── Testo di lettura

La prima volta che ho ascoltato questo brano del cantautore-poeta comasco Davide Van De Sfroos sono rimasto particolarmente colpito poiché riesce a “fotografare” con poche frasi la condizione di tanti giovani del giorno d’oggi che, pur partendo con le migliori intenzioni, non riescono a realizzare nella propria vita qualcosa di veramente buono. La canzone parla di tre ragazzi, poco meno che uomini, tutti e tre ingenui e un po’ spavaldi, che arrivano a Milano in cerca di fortuna o forse anche solo di una vita più eccitante di quella che avrebbero potuto condurre nel loro paesino sperduto sulle rive del laagh. In loro possiamo facilmente riconoscere tanti (troppi!) nostri amici e conoscenti che, spinti dalla vitalità e dalla spensieratezza che si
possono avere solo a vent’anni, si lasciano trasportare dal fiume della vita senza riuscire a domarlo. È facile immaginarli: sono giovani, sfrontati, si sentono padroni del proprio destino, della propria fortuna, della propria vita. Però, invece di cercare quel qualcosa, quel Qualcuno, capace di saziare oltre ogni umana speranza il loro inconscio desiderio di bellezza, finiscono con lo smarrirsi dietro alle cose di questo mondo.

────
── Dati forniti

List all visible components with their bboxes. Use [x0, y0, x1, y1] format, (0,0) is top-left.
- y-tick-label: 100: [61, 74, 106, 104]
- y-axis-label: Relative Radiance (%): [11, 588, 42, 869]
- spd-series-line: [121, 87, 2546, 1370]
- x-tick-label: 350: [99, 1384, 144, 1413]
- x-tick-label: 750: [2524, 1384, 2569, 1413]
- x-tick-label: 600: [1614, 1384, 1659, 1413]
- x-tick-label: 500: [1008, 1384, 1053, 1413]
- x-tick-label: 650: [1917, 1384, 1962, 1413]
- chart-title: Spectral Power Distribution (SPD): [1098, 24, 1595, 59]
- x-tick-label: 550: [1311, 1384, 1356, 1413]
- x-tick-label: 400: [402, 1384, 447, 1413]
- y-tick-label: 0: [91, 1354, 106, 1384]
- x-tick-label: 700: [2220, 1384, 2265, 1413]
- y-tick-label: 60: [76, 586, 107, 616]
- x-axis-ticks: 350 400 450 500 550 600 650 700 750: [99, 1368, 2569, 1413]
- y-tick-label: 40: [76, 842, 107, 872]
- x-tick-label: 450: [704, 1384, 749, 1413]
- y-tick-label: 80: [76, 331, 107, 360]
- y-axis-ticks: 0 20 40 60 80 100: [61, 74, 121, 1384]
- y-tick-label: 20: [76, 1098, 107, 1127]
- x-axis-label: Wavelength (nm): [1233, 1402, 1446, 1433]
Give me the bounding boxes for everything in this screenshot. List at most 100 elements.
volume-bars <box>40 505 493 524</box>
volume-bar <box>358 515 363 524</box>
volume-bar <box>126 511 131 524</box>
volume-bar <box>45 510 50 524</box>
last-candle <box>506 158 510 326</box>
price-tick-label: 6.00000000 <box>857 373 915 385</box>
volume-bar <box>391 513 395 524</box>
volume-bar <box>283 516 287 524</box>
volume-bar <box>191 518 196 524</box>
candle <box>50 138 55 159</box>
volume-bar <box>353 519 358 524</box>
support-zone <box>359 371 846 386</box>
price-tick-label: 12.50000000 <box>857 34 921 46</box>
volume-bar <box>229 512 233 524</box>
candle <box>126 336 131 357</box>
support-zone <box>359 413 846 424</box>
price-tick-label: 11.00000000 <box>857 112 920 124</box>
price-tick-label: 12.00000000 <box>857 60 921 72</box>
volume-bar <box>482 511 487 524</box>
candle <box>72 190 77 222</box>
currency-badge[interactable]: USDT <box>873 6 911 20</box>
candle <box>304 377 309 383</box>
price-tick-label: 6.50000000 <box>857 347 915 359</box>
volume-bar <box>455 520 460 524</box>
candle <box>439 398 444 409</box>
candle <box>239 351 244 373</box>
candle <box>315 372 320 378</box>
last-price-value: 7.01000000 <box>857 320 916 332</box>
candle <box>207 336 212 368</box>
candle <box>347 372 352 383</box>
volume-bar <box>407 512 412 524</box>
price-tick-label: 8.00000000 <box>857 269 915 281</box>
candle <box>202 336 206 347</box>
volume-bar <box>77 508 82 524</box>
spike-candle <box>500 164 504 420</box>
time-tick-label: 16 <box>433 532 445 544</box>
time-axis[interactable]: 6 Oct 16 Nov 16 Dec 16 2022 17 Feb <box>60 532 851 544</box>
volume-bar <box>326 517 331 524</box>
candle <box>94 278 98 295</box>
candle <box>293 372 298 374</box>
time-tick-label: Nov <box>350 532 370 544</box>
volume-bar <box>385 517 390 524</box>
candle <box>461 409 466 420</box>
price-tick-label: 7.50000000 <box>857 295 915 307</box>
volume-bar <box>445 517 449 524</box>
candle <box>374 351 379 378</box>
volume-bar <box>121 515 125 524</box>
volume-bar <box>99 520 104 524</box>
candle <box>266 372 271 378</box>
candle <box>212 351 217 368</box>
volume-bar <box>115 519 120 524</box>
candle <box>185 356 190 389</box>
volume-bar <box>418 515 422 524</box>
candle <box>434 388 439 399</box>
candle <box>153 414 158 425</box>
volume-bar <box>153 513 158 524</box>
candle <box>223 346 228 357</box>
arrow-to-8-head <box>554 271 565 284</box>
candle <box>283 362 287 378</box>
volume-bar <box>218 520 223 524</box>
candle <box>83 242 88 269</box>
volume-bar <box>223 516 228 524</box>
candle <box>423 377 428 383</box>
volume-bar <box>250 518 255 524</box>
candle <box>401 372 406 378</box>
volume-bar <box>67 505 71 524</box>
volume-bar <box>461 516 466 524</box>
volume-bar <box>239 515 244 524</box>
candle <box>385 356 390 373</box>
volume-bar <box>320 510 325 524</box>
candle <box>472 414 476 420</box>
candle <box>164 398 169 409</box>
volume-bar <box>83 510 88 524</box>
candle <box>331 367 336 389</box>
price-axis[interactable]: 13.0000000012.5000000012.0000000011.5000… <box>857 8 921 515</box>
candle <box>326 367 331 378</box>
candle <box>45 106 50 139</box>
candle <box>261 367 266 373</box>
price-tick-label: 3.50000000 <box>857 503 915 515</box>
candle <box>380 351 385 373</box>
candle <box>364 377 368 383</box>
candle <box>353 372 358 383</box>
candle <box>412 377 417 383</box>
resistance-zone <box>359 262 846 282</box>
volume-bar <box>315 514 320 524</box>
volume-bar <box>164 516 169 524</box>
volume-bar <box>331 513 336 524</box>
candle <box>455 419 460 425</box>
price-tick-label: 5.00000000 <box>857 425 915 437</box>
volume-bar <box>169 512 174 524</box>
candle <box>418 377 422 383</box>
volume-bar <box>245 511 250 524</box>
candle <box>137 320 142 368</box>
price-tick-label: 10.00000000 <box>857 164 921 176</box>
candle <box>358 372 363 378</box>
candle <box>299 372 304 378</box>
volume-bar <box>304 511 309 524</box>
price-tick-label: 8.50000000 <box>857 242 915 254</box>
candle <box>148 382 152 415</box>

────

#### Serie di esercizi:
A: Nel commento alla canzone, elenca tutte le cose di cui i giovani «si sentono padroni».
B: Prosegui il commento alla canzone a partire dalla sua ultima frase.

#### Soluzioni degli esercizi:
A: Il proprio destino, la propria fortuna, la propria vita.

B:
Si ritrovano a pensare che il Duomo sia una chiesa troppo grande, che si debba imparare una qualche preghiera complicata per pregare quella bela Madunina, forse ormai stufa di proteggere e guidare i suoi figli, troppo piccola e troppo lontana perché possa ascoltare le suppliche di tre “poveretti” come loro.

Così, come prima o poi accade a chi ricerca solo il piacere fine a se stesso, ciascuno di loro finisce per eccedere nel vizio che lo contraddistingue (rispettivamente superbia, lussuria e ubriachezza); ciò li porta dritti dietro le sbarre del carcere di San Vittore. Lì, proprio nel momento più cupo della loro giovane esistenza, quando hanno paura anche solo de nà a la toilette, riscoprono la fede ed il vero significato di quello che, da oltre due secoli a questa parte, è (più ancora che il simbolo) il cuore pulsante di Milano: la Madonnina.

Capiscono che è veramente tutta per loro quella gésa apparentemente troppo grande ma che ora gli sembra si possa visitare con soli quaranta pass; capiscono che, per quanto sia piscinina, la Madunina riesce ad ascoltare le loro preghiere; capiscono che attraverso di lei Dio li ama anche con i loro difetti e non aspetta altro che accoglierli e ricondurli a sé.